Exercise aim ▸
Copy every line of the entries below again, word for word, but leave out the pictures.
## begin Data provided
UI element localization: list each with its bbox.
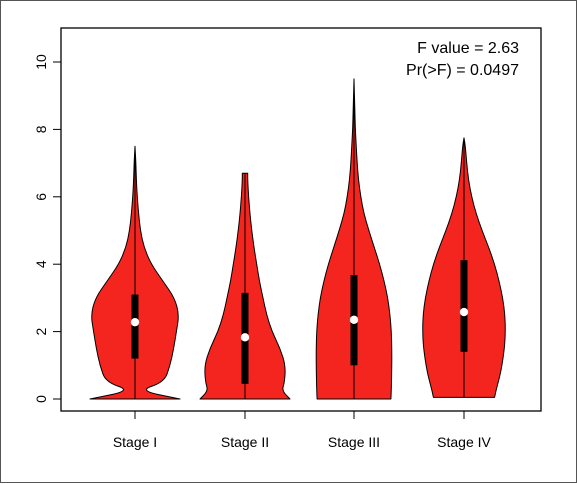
violin-group	[89, 145, 181, 400]
violin-median-dot	[349, 315, 359, 325]
violin-median-dot	[459, 307, 469, 317]
x-tick-label: Stage I	[113, 434, 157, 450]
y-tick-label: 0	[33, 395, 49, 403]
violin-median-dot	[130, 317, 140, 327]
violins	[89, 78, 506, 400]
violin-iqr-box	[131, 294, 139, 359]
x-tick-label: Stage IV	[437, 434, 491, 450]
y-tick-label: 10	[33, 54, 49, 70]
x-tick-label: Stage II	[221, 434, 269, 450]
y-tick-label: 4	[33, 260, 49, 268]
x-axis-ticks: Stage I Stage II Stage III Stage IV	[113, 411, 492, 450]
violin-median-dot	[240, 333, 250, 342]
y-tick-label: 6	[33, 193, 49, 201]
y-axis-ticks: 0 2 4 6 8 10	[33, 54, 61, 403]
x-tick-label: Stage III	[328, 434, 380, 450]
p-value-label: Pr(>F) = 0.0497	[406, 62, 519, 79]
y-tick-label: 8	[33, 125, 49, 133]
violin-group	[315, 78, 393, 400]
violin-iqr-box	[460, 260, 468, 352]
violin-group	[422, 137, 506, 398]
y-tick-label: 2	[33, 327, 49, 335]
f-value-label: F value = 2.63	[417, 40, 519, 57]
violin-group	[199, 172, 291, 400]
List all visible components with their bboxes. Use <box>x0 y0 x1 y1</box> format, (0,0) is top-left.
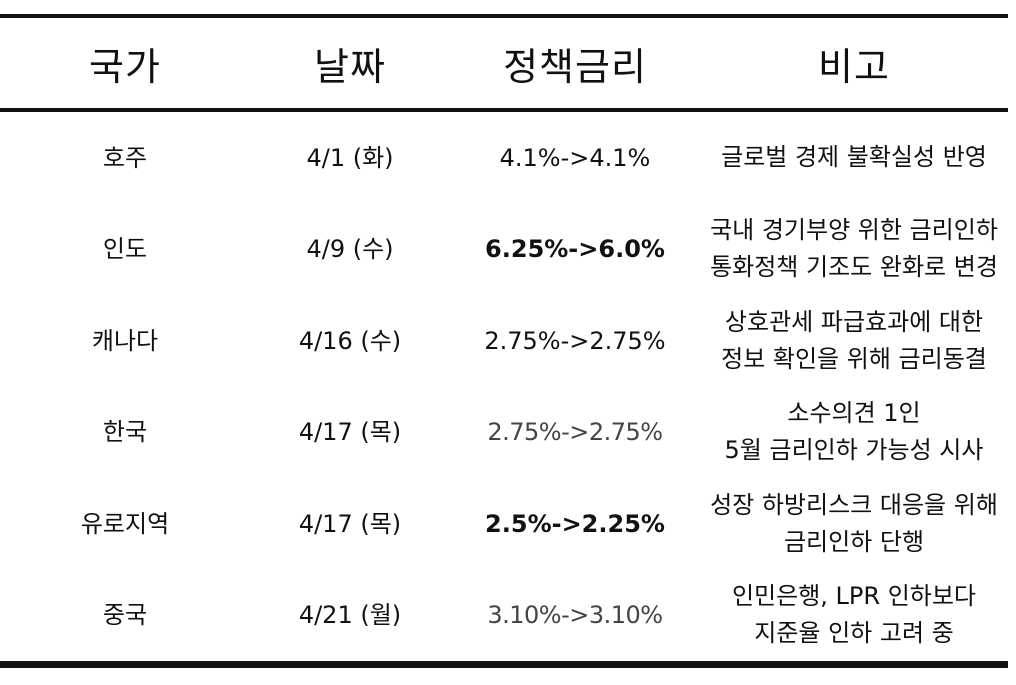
remarks-line: 정보 확인을 위해 금리동결 <box>721 344 987 373</box>
remarks-line: 통화정책 기조도 완화로 변경 <box>710 253 998 282</box>
header-country: 국가 <box>89 44 161 89</box>
country-cell: 인도 <box>102 235 148 264</box>
remarks-line: 글로벌 경제 불확실성 반영 <box>721 143 987 172</box>
date-cell: 4/21 (월) <box>298 601 402 630</box>
country-cell: 캐나다 <box>91 326 159 355</box>
remarks-cell: 소수의견 1인 5월 금리인하 가능성 시사 <box>700 395 1008 469</box>
remarks-line: 5월 금리인하 가능성 시사 <box>724 436 984 465</box>
country-cell: 호주 <box>102 143 148 172</box>
table-bottom-rule <box>0 661 1008 668</box>
remarks-line: 지준율 인하 고려 중 <box>754 619 954 648</box>
table-row: 한국 4/17 (목) 2.75%->2.75% 소수의견 1인 5월 금리인하 가능성… <box>0 387 1008 479</box>
policy-rate-cell: 2.75%->2.75% <box>484 326 666 355</box>
table-row: 호주 4/1 (화) 4.1%->4.1% 글로벌 경제 불확실성 반영 <box>0 112 1008 204</box>
header-remarks: 비고 <box>818 44 890 89</box>
remarks-line: 상호관세 파급효과에 대한 <box>724 307 984 336</box>
remarks-cell: 글로벌 경제 불확실성 반영 <box>700 139 1008 176</box>
remarks-line: 국내 경기부양 위한 금리인하 <box>710 216 998 245</box>
remarks-line: 인민은행, LPR 인하보다 <box>731 582 977 611</box>
date-cell: 4/17 (목) <box>298 509 402 538</box>
remarks-line: 성장 하방리스크 대응을 위해 <box>710 490 998 519</box>
country-cell: 한국 <box>102 418 148 447</box>
table-header-row: 국가 날짜 정책금리 비고 <box>0 18 1008 108</box>
policy-rate-cell: 3.10%->3.10% <box>487 601 663 630</box>
policy-rate-cell: 2.5%->2.25% <box>485 509 665 538</box>
policy-rate-cell: 6.25%->6.0% <box>485 235 665 264</box>
table-top-rule <box>0 14 1008 18</box>
date-cell: 4/16 (수) <box>298 326 402 355</box>
policy-rate-cell: 4.1%->4.1% <box>499 143 651 172</box>
policy-rate-cell: 2.75%->2.75% <box>487 418 663 447</box>
date-cell: 4/17 (목) <box>298 418 402 447</box>
country-cell: 유로지역 <box>80 509 170 538</box>
header-date: 날짜 <box>314 44 386 89</box>
remarks-line: 소수의견 1인 <box>787 399 921 428</box>
country-cell: 중국 <box>102 601 148 630</box>
header-policy-rate: 정책금리 <box>503 44 647 89</box>
table-header-rule <box>0 108 1008 112</box>
policy-rate-table: 국가 날짜 정책금리 비고 호주 4/1 (화) 4.1%->4.1% 글로벌 경제 … <box>0 14 1008 668</box>
date-cell: 4/9 (수) <box>306 235 394 264</box>
date-cell: 4/1 (화) <box>306 143 394 172</box>
remarks-line: 금리인하 단행 <box>783 527 925 556</box>
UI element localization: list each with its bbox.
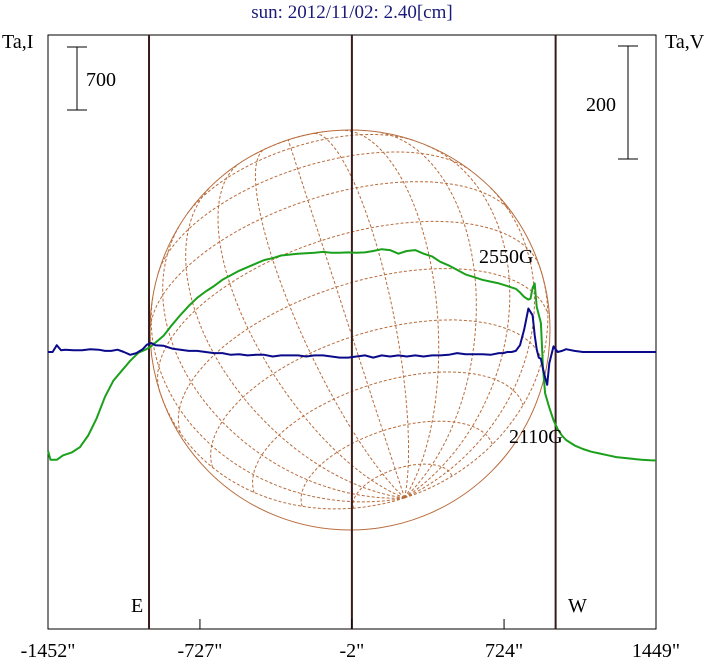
x-tick-label: -1452" [21,640,76,662]
globe-parallel [177,268,549,434]
x-tick-label: 1449" [632,640,680,662]
globe-meridian [404,268,549,499]
globe-meridian [217,163,405,499]
globe-meridian [404,144,511,499]
left-scale-label: 700 [86,69,116,91]
right-scale-bar [618,45,638,160]
globe-meridian [162,223,405,499]
globe-parallel [251,371,524,493]
annotation-2550g: 2550G [479,246,533,268]
left-axis-label: Ta,I [2,31,33,53]
x-tick-label: 724" [485,640,523,662]
globe-parallel [352,463,453,509]
solar-globe [149,129,551,531]
globe-meridian [342,129,440,499]
chart-title: sun: 2012/11/02: 2.40[cm] [251,2,452,23]
right-scale-label: 200 [586,94,616,116]
right-axis-label: Ta,V [665,31,705,53]
globe-meridian [185,186,405,499]
globe-meridian [379,131,477,499]
globe-meridian [150,295,405,503]
intensity-line [47,248,657,462]
globe-parallel [210,319,543,468]
globe-parallel [300,420,493,507]
left-scale-bar [67,46,87,111]
east-limb-label: E [131,595,143,617]
series-group [47,248,657,462]
globe-parallel [187,134,414,214]
globe-meridian [404,185,536,499]
globe-meridian [159,391,405,510]
x-ticks: -1452" -727" -2" 724" 1449" [21,619,680,662]
polarization-line [48,307,656,386]
west-limb-label: W [568,595,587,617]
vertical-lines [148,35,557,629]
globe-parallel [157,151,472,274]
globe-meridian [287,139,406,499]
x-tick-label: -2" [339,640,364,662]
globe-parallel [149,181,514,333]
annotation-2110g: 2110G [509,426,563,448]
globe-parallel [157,220,541,392]
x-tick-label: -727" [178,640,223,662]
globe-parallel [254,131,324,155]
## end Data provided
Final result ▸
UI element localization: list each with its bbox.
violin-group	[89, 145, 181, 400]
violin-median-dot	[349, 315, 359, 325]
violin-median-dot	[459, 307, 469, 317]
x-tick-label: Stage I	[113, 434, 157, 450]
y-tick-label: 0	[33, 395, 49, 403]
violin-median-dot	[130, 317, 140, 327]
violins	[89, 78, 506, 400]
violin-iqr-box	[131, 294, 139, 359]
x-tick-label: Stage IV	[437, 434, 491, 450]
y-tick-label: 10	[33, 54, 49, 70]
x-tick-label: Stage II	[221, 434, 269, 450]
y-tick-label: 4	[33, 260, 49, 268]
x-axis-ticks: Stage I Stage II Stage III Stage IV	[113, 411, 492, 450]
violin-median-dot	[240, 333, 250, 342]
y-tick-label: 6	[33, 193, 49, 201]
y-axis-ticks: 0 2 4 6 8 10	[33, 54, 61, 403]
x-tick-label: Stage III	[328, 434, 380, 450]
p-value-label: Pr(>F) = 0.0497	[406, 62, 519, 79]
y-tick-label: 8	[33, 125, 49, 133]
violin-group	[315, 78, 393, 400]
violin-iqr-box	[460, 260, 468, 352]
violin-group	[422, 137, 506, 398]
y-tick-label: 2	[33, 327, 49, 335]
f-value-label: F value = 2.63	[417, 40, 519, 57]
violin-group	[199, 172, 291, 400]
List all visible components with their bboxes. Use <box>x0 y0 x1 y1</box> format, (0,0) is top-left.
remarks-line: 정보 확인을 위해 금리동결 <box>721 344 987 373</box>
remarks-line: 통화정책 기조도 완화로 변경 <box>710 253 998 282</box>
header-country: 국가 <box>89 44 161 89</box>
country-cell: 인도 <box>102 235 148 264</box>
remarks-line: 글로벌 경제 불확실성 반영 <box>721 143 987 172</box>
date-cell: 4/21 (월) <box>298 601 402 630</box>
country-cell: 캐나다 <box>91 326 159 355</box>
remarks-cell: 소수의견 1인 5월 금리인하 가능성 시사 <box>700 395 1008 469</box>
remarks-line: 5월 금리인하 가능성 시사 <box>724 436 984 465</box>
country-cell: 호주 <box>102 143 148 172</box>
table-bottom-rule <box>0 661 1008 668</box>
remarks-line: 지준율 인하 고려 중 <box>754 619 954 648</box>
table-row: 한국 4/17 (목) 2.75%->2.75% 소수의견 1인 5월 금리인하 가능성… <box>0 387 1008 479</box>
policy-rate-cell: 2.75%->2.75% <box>484 326 666 355</box>
table-row: 호주 4/1 (화) 4.1%->4.1% 글로벌 경제 불확실성 반영 <box>0 112 1008 204</box>
header-remarks: 비고 <box>818 44 890 89</box>
remarks-line: 상호관세 파급효과에 대한 <box>724 307 984 336</box>
remarks-cell: 글로벌 경제 불확실성 반영 <box>700 139 1008 176</box>
remarks-line: 국내 경기부양 위한 금리인하 <box>710 216 998 245</box>
remarks-line: 인민은행, LPR 인하보다 <box>731 582 977 611</box>
date-cell: 4/17 (목) <box>298 509 402 538</box>
remarks-line: 성장 하방리스크 대응을 위해 <box>710 490 998 519</box>
country-cell: 한국 <box>102 418 148 447</box>
table-header-row: 국가 날짜 정책금리 비고 <box>0 18 1008 108</box>
policy-rate-cell: 3.10%->3.10% <box>487 601 663 630</box>
policy-rate-cell: 2.5%->2.25% <box>485 509 665 538</box>
policy-rate-cell: 6.25%->6.0% <box>485 235 665 264</box>
table-top-rule <box>0 14 1008 18</box>
date-cell: 4/16 (수) <box>298 326 402 355</box>
policy-rate-cell: 4.1%->4.1% <box>499 143 651 172</box>
policy-rate-cell: 2.75%->2.75% <box>487 418 663 447</box>
date-cell: 4/17 (목) <box>298 418 402 447</box>
country-cell: 유로지역 <box>80 509 170 538</box>
header-date: 날짜 <box>314 44 386 89</box>
remarks-line: 소수의견 1인 <box>787 399 921 428</box>
country-cell: 중국 <box>102 601 148 630</box>
header-policy-rate: 정책금리 <box>503 44 647 89</box>
table-header-rule <box>0 108 1008 112</box>
policy-rate-table: 국가 날짜 정책금리 비고 호주 4/1 (화) 4.1%->4.1% 글로벌 경제 … <box>0 14 1008 668</box>
date-cell: 4/9 (수) <box>306 235 394 264</box>
date-cell: 4/1 (화) <box>306 143 394 172</box>
remarks-line: 금리인하 단행 <box>783 527 925 556</box>
UI element localization: list each with its bbox.
x-tick-label: -1452" [21,640,76,662]
globe-parallel [177,268,549,434]
x-tick-label: 1449" [632,640,680,662]
globe-meridian [404,268,549,499]
globe-meridian [217,163,405,499]
globe-meridian [404,144,511,499]
left-scale-label: 700 [86,69,116,91]
right-scale-bar [618,45,638,160]
globe-meridian [162,223,405,499]
globe-parallel [251,371,524,493]
annotation-2550g: 2550G [479,246,533,268]
left-axis-label: Ta,I [2,31,33,53]
x-tick-label: 724" [485,640,523,662]
globe-parallel [352,463,453,509]
solar-globe [149,129,551,531]
globe-meridian [342,129,440,499]
chart-title: sun: 2012/11/02: 2.40[cm] [251,2,452,23]
right-scale-label: 200 [586,94,616,116]
right-axis-label: Ta,V [665,31,705,53]
globe-meridian [185,186,405,499]
globe-meridian [379,131,477,499]
globe-meridian [150,295,405,503]
intensity-line [47,248,657,462]
globe-parallel [210,319,543,468]
globe-parallel [300,420,493,507]
left-scale-bar [67,46,87,111]
east-limb-label: E [131,595,143,617]
series-group [47,248,657,462]
globe-parallel [187,134,414,214]
globe-meridian [404,185,536,499]
globe-meridian [159,391,405,510]
x-ticks: -1452" -727" -2" 724" 1449" [21,619,680,662]
polarization-line [48,307,656,386]
west-limb-label: W [568,595,587,617]
vertical-lines [148,35,557,629]
globe-parallel [157,151,472,274]
globe-meridian [287,139,406,499]
x-tick-label: -2" [339,640,364,662]
globe-parallel [149,181,514,333]
annotation-2110g: 2110G [509,426,563,448]
globe-parallel [157,220,541,392]
x-tick-label: -727" [178,640,223,662]
globe-parallel [254,131,324,155]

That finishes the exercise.